Data listing ->
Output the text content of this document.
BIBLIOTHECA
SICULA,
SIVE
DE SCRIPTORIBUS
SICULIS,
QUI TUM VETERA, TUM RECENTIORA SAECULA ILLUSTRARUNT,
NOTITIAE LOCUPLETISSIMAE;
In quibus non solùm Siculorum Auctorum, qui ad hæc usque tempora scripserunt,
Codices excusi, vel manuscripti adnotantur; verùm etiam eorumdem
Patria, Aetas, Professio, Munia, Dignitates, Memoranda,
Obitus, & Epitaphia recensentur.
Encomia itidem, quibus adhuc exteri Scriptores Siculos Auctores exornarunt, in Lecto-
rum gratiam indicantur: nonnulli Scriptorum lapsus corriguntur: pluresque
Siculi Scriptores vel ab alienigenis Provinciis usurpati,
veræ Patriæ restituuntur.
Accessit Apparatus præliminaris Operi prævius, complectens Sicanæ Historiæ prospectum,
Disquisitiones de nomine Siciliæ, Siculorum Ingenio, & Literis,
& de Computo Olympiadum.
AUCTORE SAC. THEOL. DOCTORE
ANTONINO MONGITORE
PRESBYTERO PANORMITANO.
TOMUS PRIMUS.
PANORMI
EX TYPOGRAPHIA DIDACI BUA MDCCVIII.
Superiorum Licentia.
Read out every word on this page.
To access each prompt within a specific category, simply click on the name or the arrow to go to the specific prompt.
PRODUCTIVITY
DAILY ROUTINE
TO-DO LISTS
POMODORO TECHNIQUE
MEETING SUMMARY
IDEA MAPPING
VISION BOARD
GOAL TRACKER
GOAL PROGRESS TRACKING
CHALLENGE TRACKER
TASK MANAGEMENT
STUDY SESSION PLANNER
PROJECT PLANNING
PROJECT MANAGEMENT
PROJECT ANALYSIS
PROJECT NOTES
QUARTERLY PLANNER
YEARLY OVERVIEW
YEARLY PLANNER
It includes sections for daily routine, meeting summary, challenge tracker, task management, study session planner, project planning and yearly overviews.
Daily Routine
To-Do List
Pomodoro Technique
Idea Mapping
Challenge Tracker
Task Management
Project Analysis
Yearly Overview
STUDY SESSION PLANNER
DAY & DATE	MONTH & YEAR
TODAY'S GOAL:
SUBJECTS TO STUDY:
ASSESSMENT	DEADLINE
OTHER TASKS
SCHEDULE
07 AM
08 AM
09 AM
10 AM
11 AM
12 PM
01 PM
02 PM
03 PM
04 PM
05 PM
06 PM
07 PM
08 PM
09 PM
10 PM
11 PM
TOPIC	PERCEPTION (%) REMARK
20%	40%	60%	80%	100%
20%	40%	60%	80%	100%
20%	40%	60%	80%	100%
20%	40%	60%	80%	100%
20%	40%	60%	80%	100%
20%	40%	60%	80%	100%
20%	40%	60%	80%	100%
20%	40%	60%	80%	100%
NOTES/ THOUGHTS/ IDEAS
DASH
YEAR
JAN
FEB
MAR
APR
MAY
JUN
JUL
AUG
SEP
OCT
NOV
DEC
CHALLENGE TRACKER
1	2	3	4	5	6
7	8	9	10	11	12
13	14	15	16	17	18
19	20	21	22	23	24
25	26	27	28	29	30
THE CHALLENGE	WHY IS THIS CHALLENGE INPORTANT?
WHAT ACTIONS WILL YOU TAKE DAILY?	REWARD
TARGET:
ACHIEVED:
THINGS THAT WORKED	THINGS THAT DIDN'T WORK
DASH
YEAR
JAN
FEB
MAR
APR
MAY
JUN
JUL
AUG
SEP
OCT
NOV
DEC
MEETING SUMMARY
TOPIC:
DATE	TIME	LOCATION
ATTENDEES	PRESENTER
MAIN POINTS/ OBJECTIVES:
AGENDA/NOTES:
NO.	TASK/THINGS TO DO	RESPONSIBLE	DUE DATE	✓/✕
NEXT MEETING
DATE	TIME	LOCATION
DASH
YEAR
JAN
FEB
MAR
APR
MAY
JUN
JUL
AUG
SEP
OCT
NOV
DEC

Exercise directions ->
Return each line of the listing that holds the string "Scriptores".

Task solution ->
Encomia itidem, quibus adhuc exteri Scriptores Siculos Auctores exornarunt, in Lecto-
Siculi Scriptores vel ab alienigenis Provinciis usurpati,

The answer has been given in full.